Request ▸ Say how many lines contain the word "PULCRI" and give no other text.

— Start Task input —

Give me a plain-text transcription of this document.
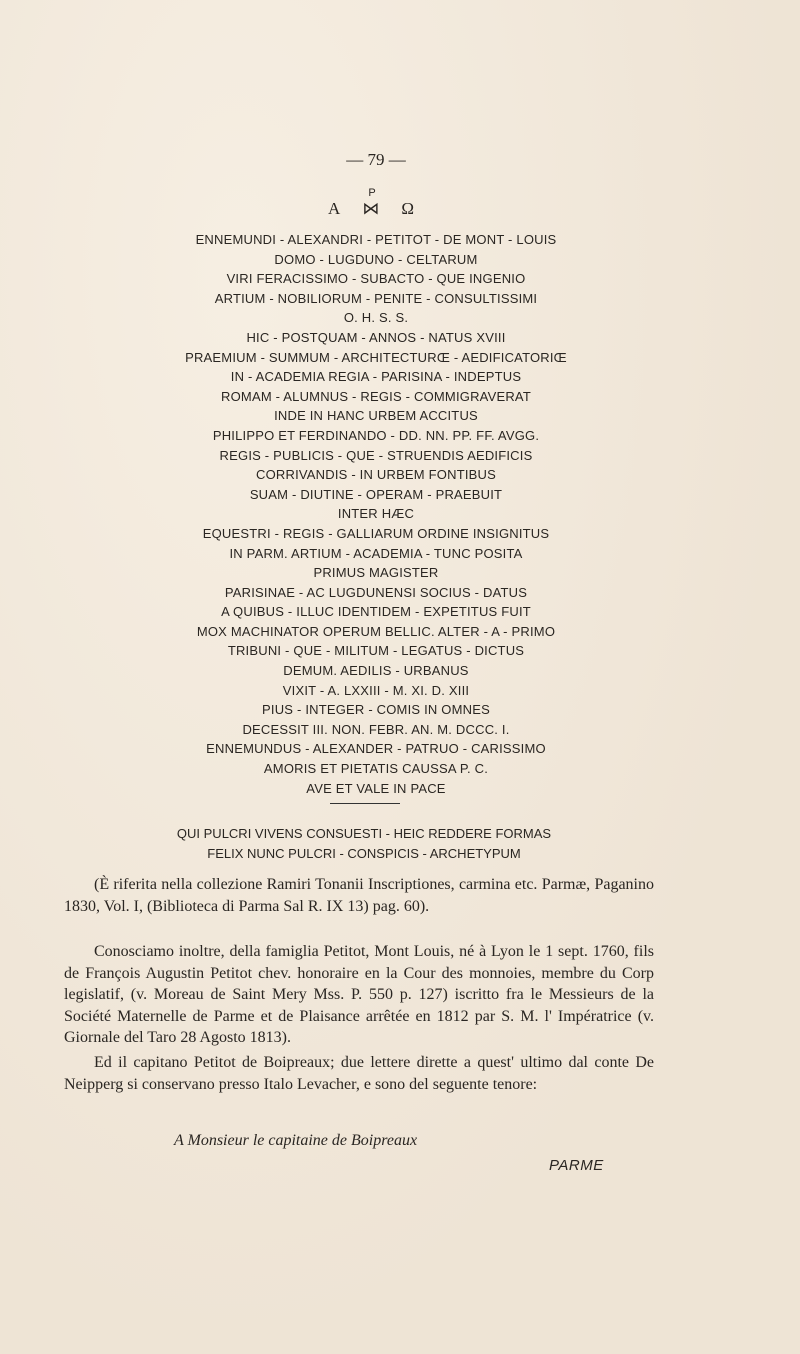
— 79 —
P
A ⋈ Ω
ENNEMUNDI - ALEXANDRI - PETITOT - DE MONT - LOUIS
DOMO - LUGDUNO - CELTARUM
VIRI FERACISSIMO - SUBACTO - QUE INGENIO
ARTIUM - NOBILIORUM - PENITE - CONSULTISSIMI
O. H. S. S.
HIC - POSTQUAM - ANNOS - NATUS XVIII
PRAEMIUM - SUMMUM - ARCHITECTURŒ - AEDIFICATORIŒ
IN - ACADEMIA REGIA - PARISINA - INDEPTUS
ROMAM - ALUMNUS - REGIS - COMMIGRAVERAT
INDE IN HANC URBEM ACCITUS
PHILIPPO ET FERDINANDO - DD. NN. PP. FF. AVGG.
REGIS - PUBLICIS - QUE - STRUENDIS AEDIFICIS
CORRIVANDIS - IN URBEM FONTIBUS
SUAM - DIUTINE - OPERAM - PRAEBUIT
INTER HÆC
EQUESTRI - REGIS - GALLIARUM ORDINE INSIGNITUS
IN PARM. ARTIUM - ACADEMIA - TUNC POSITA
PRIMUS MAGISTER
PARISINAE - AC LUGDUNENSI SOCIUS - DATUS
A QUIBUS - ILLUC IDENTIDEM - EXPETITUS FUIT
MOX MACHINATOR OPERUM BELLIC. ALTER - A - PRIMO
TRIBUNI - QUE - MILITUM - LEGATUS - DICTUS
DEMUM. AEDILIS - URBANUS
VIXIT - A. LXXIII - M. XI. D. XIII
PIUS - INTEGER - COMIS IN OMNES
DECESSIT III. NON. FEBR. AN. M. DCCC. I.
ENNEMUNDUS - ALEXANDER - PATRUO - CARISSIMO
AMORIS ET PIETATIS CAUSSA P. C.
AVE ET VALE IN PACE
QUI PULCRI VIVENS CONSUESTI - HEIC REDDERE FORMAS
FELIX NUNC PULCRI - CONSPICIS - ARCHETYPUM

(È riferita nella collezione Ramiri Tonanii Inscriptiones, carmina etc. Parmæ, Paganino 1830, Vol. I, (Biblioteca di Parma Sal R. IX 13) pag. 60).

Conosciamo inoltre, della famiglia Petitot, Mont Louis, né à Lyon le 1 sept. 1760, fils de François Augustin Petitot chev. honoraire en la Cour des monnoies, membre du Corp legislatif, (v. Moreau de Saint Mery Mss. P. 550 p. 127) iscritto fra le Messieurs de la Société Maternelle de Parme et de Plaisance arrêtée en 1812 par S. M. l' Impératrice (v. Giornale del Taro 28 Agosto 1813).

Ed il capitano Petitot de Boipreaux; due lettere dirette a quest' ultimo dal conte De Neipperg si conservano presso Italo Levacher, e sono del seguente tenore:

A Monsieur le capitaine de Boipreaux
PARME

— End Task input —

Answer to the problem ▸ 2